** START **

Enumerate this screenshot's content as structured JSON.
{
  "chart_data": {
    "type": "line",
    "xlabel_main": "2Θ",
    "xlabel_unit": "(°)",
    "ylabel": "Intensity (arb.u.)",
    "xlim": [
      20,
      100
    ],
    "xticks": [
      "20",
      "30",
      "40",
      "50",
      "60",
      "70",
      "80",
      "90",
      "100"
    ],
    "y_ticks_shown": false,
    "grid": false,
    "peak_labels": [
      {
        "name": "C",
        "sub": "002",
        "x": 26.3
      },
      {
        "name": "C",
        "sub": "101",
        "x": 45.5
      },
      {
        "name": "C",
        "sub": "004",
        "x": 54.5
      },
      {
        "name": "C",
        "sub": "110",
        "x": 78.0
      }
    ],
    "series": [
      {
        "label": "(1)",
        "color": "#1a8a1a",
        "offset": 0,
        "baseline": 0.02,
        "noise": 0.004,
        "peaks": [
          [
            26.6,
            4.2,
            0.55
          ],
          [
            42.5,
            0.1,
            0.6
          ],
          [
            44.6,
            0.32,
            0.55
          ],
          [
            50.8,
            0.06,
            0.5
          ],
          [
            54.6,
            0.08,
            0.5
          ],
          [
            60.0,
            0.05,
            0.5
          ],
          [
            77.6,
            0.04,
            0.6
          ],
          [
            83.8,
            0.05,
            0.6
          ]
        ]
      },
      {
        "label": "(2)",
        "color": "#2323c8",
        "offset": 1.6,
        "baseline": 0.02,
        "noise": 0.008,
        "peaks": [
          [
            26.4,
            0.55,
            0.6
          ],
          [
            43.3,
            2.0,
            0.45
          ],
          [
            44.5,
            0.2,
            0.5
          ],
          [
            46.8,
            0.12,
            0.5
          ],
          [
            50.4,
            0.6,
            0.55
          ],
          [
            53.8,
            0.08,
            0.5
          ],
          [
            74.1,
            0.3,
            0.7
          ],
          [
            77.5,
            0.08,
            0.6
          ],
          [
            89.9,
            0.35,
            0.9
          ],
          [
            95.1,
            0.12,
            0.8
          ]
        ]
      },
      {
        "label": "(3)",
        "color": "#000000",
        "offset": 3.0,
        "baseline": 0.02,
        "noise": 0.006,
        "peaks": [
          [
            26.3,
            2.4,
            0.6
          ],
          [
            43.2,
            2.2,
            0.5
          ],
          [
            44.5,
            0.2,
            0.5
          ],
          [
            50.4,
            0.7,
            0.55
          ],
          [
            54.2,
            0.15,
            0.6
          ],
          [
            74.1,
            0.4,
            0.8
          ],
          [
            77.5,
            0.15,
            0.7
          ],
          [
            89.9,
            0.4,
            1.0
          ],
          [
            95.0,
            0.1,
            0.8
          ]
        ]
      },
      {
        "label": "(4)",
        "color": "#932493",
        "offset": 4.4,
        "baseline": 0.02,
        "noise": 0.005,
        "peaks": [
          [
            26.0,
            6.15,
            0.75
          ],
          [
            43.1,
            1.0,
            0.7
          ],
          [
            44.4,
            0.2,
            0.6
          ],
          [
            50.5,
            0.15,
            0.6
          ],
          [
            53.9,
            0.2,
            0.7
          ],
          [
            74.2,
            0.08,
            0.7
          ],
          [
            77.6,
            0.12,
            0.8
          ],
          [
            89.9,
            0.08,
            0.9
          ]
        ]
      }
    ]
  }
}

** END **

PROBLEM STATEMENT: Repeat the data in its entirety, character for character.

ANSWER:
Enumerate this screenshot's content as structured JSON.
{
  "chart_data": {
    "type": "line",
    "xlabel_main": "2Θ",
    "xlabel_unit": "(°)",
    "ylabel": "Intensity (arb.u.)",
    "xlim": [
      20,
      100
    ],
    "xticks": [
      "20",
      "30",
      "40",
      "50",
      "60",
      "70",
      "80",
      "90",
      "100"
    ],
    "y_ticks_shown": false,
    "grid": false,
    "peak_labels": [
      {
        "name": "C",
        "sub": "002",
        "x": 26.3
      },
      {
        "name": "C",
        "sub": "101",
        "x": 45.5
      },
      {
        "name": "C",
        "sub": "004",
        "x": 54.5
      },
      {
        "name": "C",
        "sub": "110",
        "x": 78.0
      }
    ],
    "series": [
      {
        "label": "(1)",
        "color": "#1a8a1a",
        "offset": 0,
        "baseline": 0.02,
        "noise": 0.004,
        "peaks": [
          [
            26.6,
            4.2,
            0.55
          ],
          [
            42.5,
            0.1,
            0.6
          ],
          [
            44.6,
            0.32,
            0.55
          ],
          [
            50.8,
            0.06,
            0.5
          ],
          [
            54.6,
            0.08,
            0.5
          ],
          [
            60.0,
            0.05,
            0.5
          ],
          [
            77.6,
            0.04,
            0.6
          ],
          [
            83.8,
            0.05,
            0.6
          ]
        ]
      },
      {
        "label": "(2)",
        "color": "#2323c8",
        "offset": 1.6,
        "baseline": 0.02,
        "noise": 0.008,
        "peaks": [
          [
            26.4,
            0.55,
            0.6
          ],
          [
            43.3,
            2.0,
            0.45
          ],
          [
            44.5,
            0.2,
            0.5
          ],
          [
            46.8,
            0.12,
            0.5
          ],
          [
            50.4,
            0.6,
            0.55
          ],
          [
            53.8,
            0.08,
            0.5
          ],
          [
            74.1,
            0.3,
            0.7
          ],
          [
            77.5,
            0.08,
            0.6
          ],
          [
            89.9,
            0.35,
            0.9
          ],
          [
            95.1,
            0.12,
            0.8
          ]
        ]
      },
      {
        "label": "(3)",
        "color": "#000000",
        "offset": 3.0,
        "baseline": 0.02,
        "noise": 0.006,
        "peaks": [
          [
            26.3,
            2.4,
            0.6
          ],
          [
            43.2,
            2.2,
            0.5
          ],
          [
            44.5,
            0.2,
            0.5
          ],
          [
            50.4,
            0.7,
            0.55
          ],
          [
            54.2,
            0.15,
            0.6
          ],
          [
            74.1,
            0.4,
            0.8
          ],
          [
            77.5,
            0.15,
            0.7
          ],
          [
            89.9,
            0.4,
            1.0
          ],
          [
            95.0,
            0.1,
            0.8
          ]
        ]
      },
      {
        "label": "(4)",
        "color": "#932493",
        "offset": 4.4,
        "baseline": 0.02,
        "noise": 0.005,
        "peaks": [
          [
            26.0,
            6.15,
            0.75
          ],
          [
            43.1,
            1.0,
            0.7
          ],
          [
            44.4,
            0.2,
            0.6
          ],
          [
            50.5,
            0.15,
            0.6
          ],
          [
            53.9,
            0.2,
            0.7
          ],
          [
            74.2,
            0.08,
            0.7
          ],
          [
            77.6,
            0.12,
            0.8
          ],
          [
            89.9,
            0.08,
            0.9
          ]
        ]
      }
    ]
  }
}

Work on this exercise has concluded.